• _SET PROBLEM_
Extract every line from the records below that contains the word "输入输出间".

• _DATA SUPPLIED_
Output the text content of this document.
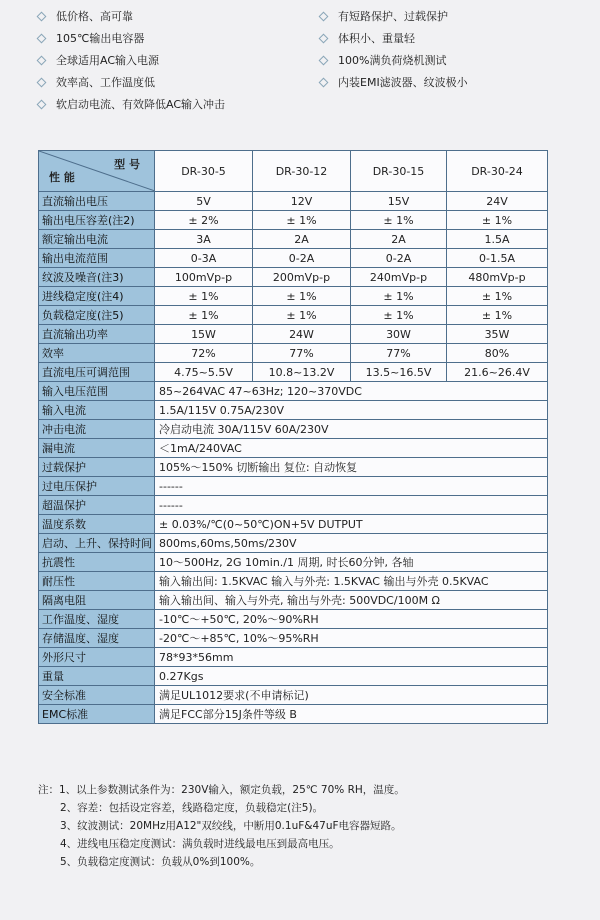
低价格、高可靠
105℃输出电容器
全球适用AC输入电源
效率高、工作温度低
软启动电流、有效降低AC输入冲击
有短路保护、过载保护
体积小、重量轻
100%满负荷烧机测试
内装EMI滤波器、纹波极小
型 号
性 能	DR-30-5	DR-30-12	DR-30-15	DR-30-24
直流输出电压	5V	12V	15V	24V
输出电压容差(注2)	± 2%	± 1%	± 1%	± 1%
额定输出电流	3A	2A	2A	1.5A
输出电流范围	0-3A	0-2A	0-2A	0-1.5A
纹波及噪音(注3)	100mVp-p	200mVp-p	240mVp-p	480mVp-p
进线稳定度(注4)	± 1%	± 1%	± 1%	± 1%
负载稳定度(注5)	± 1%	± 1%	± 1%	± 1%
直流输出功率	15W	24W	30W	35W
效率	72%	77%	77%	80%
直流电压可调范围	4.75~5.5V	10.8~13.2V	13.5~16.5V	21.6~26.4V
输入电压范围	85~264VAC 47~63Hz; 120~370VDC			
输入电流	1.5A/115V 0.75A/230V			
冲击电流	冷启动电流 30A/115V 60A/230V			
漏电流	＜1mA/240VAC			
过载保护	105%～150% 切断输出 复位: 自动恢复			
过电压保护	------			
超温保护	------			
温度系数	± 0.03%/℃(0~50℃)ON+5V DUTPUT			
启动、上升、保持时间	800ms,60ms,50ms/230V			
抗震性	10～500Hz, 2G 10min./1 周期, 时长60分钟, 各轴			
耐压性	输入输出间: 1.5KVAC 输入与外壳: 1.5KVAC 输出与外壳 0.5KVAC			
隔离电阻	输入输出间、输入与外壳, 输出与外壳: 500VDC/100M Ω			
工作温度、湿度	-10℃～+50℃, 20%～90%RH			
存储温度、湿度	-20℃～+85℃, 10%～95%RH			
外形尺寸	78*93*56mm			
重量	0.27Kgs			
安全标准	满足UL1012要求(不申请标记)			
EMC标准	满足FCC部分15J条件等级 B			
注：1、以上参数测试条件为：230V输入，额定负载，25℃ 70% RH，温度。
2、容差：包括设定容差，线路稳定度，负载稳定(注5)。
3、纹波测试：20MHz用A12"双绞线，中断用0.1uF&47uF电容器短路。
4、进线电压稳定度测试：满负载时进线最电压到最高电压。
5、负载稳定度测试：负载从0%到100%。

• _ANSWER IN FULL_
耐压性	输入输出间: 1.5KVAC 输入与外壳: 1.5KVAC 输出与外壳 0.5KVAC			
隔离电阻	输入输出间、输入与外壳, 输出与外壳: 500VDC/100M Ω			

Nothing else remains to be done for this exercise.